____ RECORDS TO PROCESS

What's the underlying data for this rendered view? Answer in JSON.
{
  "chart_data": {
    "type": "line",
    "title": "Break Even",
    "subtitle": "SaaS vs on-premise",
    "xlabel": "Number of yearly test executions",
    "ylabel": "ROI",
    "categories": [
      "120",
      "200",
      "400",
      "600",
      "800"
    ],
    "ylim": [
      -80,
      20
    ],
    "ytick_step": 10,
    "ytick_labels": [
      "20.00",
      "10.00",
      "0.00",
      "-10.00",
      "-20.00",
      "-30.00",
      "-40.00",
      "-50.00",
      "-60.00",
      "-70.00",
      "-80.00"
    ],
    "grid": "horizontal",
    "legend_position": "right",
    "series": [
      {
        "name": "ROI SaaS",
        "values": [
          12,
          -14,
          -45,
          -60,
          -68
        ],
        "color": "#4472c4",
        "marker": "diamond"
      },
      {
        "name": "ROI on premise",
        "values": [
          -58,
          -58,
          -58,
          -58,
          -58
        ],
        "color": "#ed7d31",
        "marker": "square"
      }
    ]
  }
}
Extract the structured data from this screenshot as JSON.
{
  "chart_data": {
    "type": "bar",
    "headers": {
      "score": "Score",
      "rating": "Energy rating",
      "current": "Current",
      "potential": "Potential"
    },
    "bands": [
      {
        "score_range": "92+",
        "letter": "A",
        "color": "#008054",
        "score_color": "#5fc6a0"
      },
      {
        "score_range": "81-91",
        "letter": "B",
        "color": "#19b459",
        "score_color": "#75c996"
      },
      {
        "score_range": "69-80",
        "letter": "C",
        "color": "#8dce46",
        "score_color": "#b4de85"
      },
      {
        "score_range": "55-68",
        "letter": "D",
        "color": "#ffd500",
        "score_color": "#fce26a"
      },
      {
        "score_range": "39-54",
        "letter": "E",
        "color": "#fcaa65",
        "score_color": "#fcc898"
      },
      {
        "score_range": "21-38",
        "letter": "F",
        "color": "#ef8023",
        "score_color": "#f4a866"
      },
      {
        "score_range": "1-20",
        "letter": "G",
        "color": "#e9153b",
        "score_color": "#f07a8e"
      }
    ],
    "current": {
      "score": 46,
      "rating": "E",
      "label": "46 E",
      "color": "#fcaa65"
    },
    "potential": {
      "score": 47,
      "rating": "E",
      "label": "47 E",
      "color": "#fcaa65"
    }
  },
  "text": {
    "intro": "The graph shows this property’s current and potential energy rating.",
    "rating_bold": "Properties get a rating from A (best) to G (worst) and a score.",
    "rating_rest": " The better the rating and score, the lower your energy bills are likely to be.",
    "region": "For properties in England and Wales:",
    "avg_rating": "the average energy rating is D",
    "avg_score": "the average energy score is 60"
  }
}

________

• WORK TO BE COMPLETED
Going over the lines above, work out how many include "SaaS", then give only that number.

• REPLY TO THE EXERCISE
2